**WRITTEN REQUEST:** Wherever the string "Wednesday" appears, copy the whole line.

**RECORDS SUPPLIED:**
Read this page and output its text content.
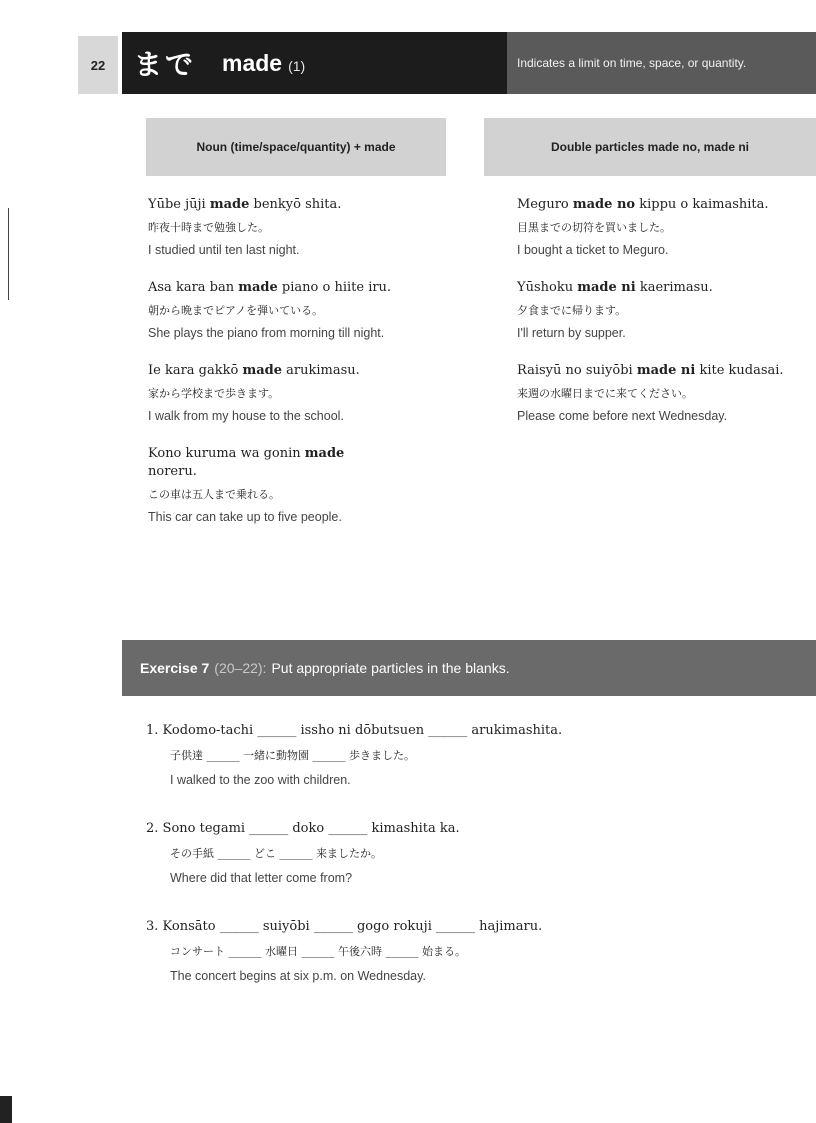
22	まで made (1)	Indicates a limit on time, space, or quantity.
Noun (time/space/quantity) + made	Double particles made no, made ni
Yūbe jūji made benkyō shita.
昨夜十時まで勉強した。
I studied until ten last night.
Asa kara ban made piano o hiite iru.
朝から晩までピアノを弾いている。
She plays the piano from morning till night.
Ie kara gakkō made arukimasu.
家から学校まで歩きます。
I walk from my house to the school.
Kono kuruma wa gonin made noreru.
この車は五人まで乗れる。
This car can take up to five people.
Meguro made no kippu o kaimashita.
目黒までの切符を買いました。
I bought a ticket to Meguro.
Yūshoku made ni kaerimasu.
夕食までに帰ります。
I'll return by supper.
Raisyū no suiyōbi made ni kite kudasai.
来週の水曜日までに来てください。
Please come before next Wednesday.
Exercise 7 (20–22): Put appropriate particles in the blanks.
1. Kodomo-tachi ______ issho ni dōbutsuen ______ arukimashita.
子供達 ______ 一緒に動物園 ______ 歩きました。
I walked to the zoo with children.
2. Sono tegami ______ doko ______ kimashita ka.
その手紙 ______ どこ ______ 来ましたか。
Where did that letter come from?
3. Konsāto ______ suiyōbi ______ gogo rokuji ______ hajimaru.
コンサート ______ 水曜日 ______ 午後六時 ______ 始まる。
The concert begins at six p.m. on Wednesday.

**SOLUTION:**
Please come before next Wednesday.
The concert begins at six p.m. on Wednesday.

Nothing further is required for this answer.